EXERCISE AIM> Please pull out every line that includes the string "будете".

## start

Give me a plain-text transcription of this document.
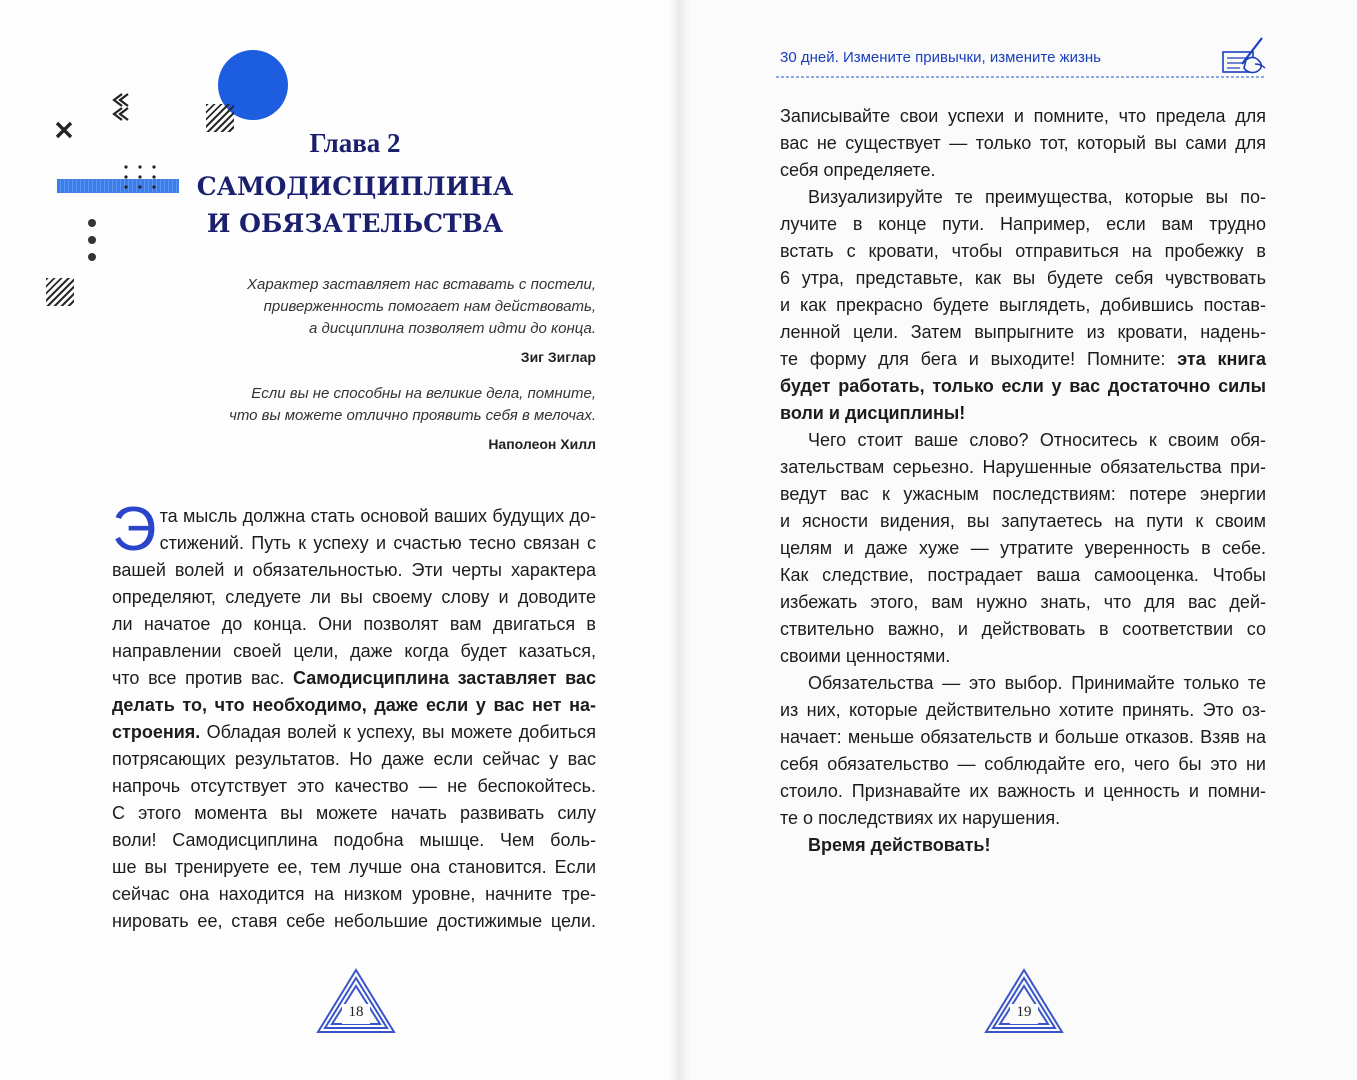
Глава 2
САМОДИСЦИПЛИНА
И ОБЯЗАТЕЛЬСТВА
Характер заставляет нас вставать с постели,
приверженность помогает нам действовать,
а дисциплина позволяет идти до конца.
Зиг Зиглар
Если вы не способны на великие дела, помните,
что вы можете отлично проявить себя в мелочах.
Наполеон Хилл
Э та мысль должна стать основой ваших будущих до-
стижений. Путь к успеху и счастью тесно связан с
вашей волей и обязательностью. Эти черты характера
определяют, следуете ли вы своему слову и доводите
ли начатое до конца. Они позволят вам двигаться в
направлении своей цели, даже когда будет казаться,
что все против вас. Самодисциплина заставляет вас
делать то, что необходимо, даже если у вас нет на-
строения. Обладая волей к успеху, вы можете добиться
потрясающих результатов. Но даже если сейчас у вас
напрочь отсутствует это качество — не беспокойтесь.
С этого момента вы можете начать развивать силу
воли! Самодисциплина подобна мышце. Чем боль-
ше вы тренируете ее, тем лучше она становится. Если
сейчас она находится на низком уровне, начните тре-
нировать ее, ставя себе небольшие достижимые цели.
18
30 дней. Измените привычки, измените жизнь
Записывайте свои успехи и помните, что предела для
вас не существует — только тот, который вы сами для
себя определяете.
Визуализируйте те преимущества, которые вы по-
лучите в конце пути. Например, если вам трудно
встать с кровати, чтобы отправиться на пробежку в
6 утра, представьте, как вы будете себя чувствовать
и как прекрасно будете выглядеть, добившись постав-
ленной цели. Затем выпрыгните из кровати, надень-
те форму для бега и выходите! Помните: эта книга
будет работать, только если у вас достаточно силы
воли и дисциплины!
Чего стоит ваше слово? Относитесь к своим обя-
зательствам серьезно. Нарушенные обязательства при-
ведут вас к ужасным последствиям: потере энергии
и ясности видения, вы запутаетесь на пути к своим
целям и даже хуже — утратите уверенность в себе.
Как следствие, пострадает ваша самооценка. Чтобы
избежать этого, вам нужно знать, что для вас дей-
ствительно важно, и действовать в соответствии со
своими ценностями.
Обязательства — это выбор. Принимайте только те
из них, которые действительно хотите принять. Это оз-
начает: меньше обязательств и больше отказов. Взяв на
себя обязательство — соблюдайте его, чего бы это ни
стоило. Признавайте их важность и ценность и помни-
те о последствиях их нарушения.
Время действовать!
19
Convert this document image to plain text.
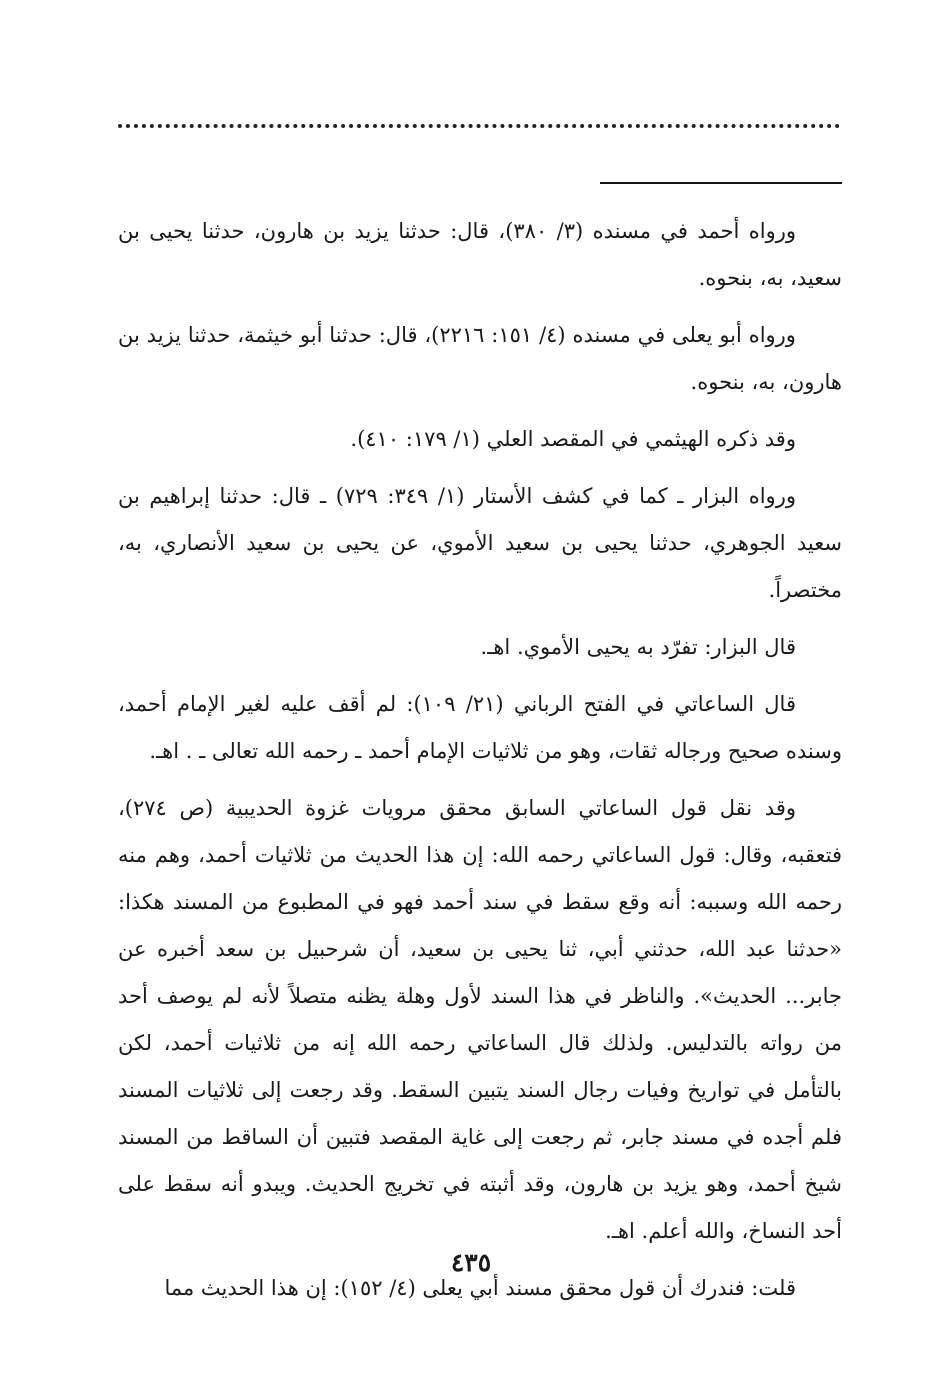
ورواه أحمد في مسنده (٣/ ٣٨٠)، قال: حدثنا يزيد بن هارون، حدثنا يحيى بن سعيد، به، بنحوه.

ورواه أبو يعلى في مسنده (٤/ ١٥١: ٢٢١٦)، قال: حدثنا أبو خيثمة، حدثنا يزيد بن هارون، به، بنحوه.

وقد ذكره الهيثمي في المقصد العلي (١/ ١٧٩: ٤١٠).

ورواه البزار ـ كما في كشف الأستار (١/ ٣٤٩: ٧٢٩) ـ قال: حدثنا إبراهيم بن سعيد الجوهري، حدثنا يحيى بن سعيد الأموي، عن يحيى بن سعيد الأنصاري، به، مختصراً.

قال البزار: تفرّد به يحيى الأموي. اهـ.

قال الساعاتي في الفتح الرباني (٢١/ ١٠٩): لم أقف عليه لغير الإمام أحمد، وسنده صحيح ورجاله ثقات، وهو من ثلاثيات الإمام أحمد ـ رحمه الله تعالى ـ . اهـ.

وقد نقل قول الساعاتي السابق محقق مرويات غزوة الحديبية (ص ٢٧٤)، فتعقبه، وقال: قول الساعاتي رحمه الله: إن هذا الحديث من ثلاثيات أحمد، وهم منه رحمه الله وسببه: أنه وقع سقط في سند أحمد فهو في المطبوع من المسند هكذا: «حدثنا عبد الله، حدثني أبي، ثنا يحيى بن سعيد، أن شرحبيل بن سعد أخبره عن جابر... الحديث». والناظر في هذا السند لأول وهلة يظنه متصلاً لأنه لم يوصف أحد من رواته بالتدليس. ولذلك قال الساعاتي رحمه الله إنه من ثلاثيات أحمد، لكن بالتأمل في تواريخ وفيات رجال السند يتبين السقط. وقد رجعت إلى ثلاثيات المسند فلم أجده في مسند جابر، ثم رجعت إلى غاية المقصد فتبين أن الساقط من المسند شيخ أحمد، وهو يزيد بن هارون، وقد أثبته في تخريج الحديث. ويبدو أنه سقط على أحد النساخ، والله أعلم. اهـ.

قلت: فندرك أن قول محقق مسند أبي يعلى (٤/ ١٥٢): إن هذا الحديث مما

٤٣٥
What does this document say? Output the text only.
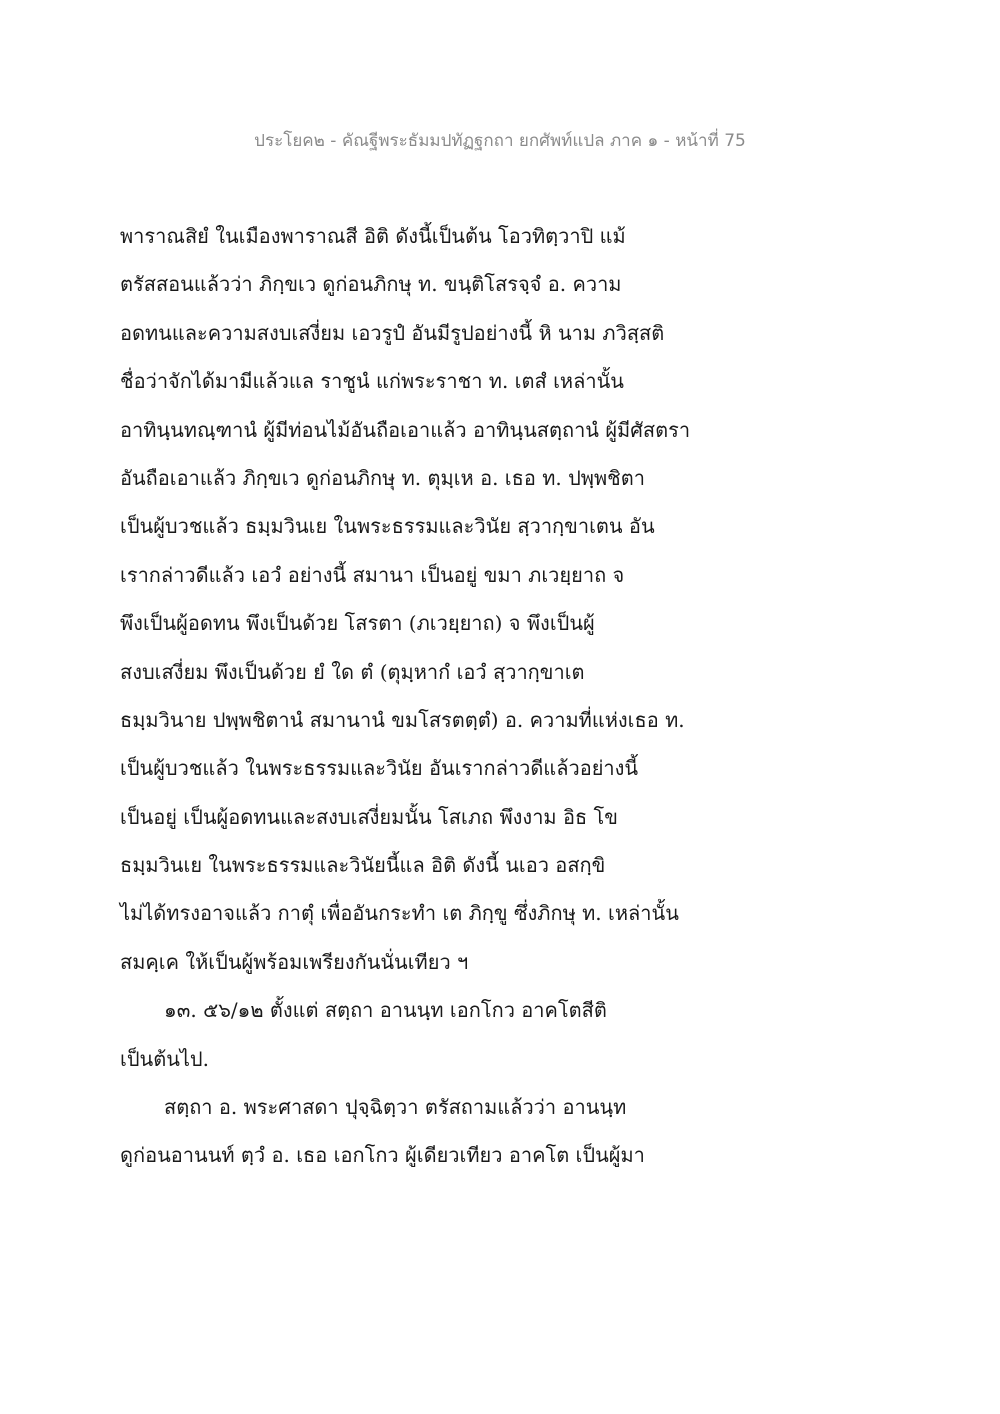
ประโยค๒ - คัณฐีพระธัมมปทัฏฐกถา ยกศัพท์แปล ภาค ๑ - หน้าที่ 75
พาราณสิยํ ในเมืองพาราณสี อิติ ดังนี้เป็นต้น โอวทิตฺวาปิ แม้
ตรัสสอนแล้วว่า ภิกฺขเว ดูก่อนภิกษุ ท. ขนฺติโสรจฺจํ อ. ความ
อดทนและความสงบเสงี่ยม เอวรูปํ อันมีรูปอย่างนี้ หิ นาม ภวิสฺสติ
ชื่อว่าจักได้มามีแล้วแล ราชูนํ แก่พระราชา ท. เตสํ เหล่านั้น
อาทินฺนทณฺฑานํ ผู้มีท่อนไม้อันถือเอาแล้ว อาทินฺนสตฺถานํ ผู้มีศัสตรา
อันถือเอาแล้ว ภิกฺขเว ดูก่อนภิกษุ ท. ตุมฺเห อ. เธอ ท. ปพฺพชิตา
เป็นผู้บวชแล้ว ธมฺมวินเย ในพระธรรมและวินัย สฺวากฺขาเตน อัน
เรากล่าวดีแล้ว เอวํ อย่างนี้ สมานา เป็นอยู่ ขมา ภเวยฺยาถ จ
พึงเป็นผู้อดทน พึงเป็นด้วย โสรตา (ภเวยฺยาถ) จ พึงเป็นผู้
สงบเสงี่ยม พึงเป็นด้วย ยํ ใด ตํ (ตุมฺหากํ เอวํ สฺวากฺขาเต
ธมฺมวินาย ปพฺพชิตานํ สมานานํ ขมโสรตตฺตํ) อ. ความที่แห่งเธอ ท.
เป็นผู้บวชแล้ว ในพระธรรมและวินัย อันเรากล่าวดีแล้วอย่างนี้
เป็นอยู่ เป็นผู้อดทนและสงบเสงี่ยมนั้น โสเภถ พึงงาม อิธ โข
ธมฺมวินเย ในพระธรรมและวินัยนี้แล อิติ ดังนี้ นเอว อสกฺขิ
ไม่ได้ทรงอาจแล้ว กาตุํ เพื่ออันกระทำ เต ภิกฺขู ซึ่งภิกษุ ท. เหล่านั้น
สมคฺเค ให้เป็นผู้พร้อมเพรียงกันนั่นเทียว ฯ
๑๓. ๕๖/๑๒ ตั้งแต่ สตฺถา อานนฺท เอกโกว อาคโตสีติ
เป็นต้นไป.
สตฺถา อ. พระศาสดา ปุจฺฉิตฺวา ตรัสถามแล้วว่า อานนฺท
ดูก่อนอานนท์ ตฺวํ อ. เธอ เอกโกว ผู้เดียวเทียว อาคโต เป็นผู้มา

## end

RESPONSE TO THIS TASK>
6 утра, представьте, как вы будете себя чувствовать
и как прекрасно будете выглядеть, добившись постав-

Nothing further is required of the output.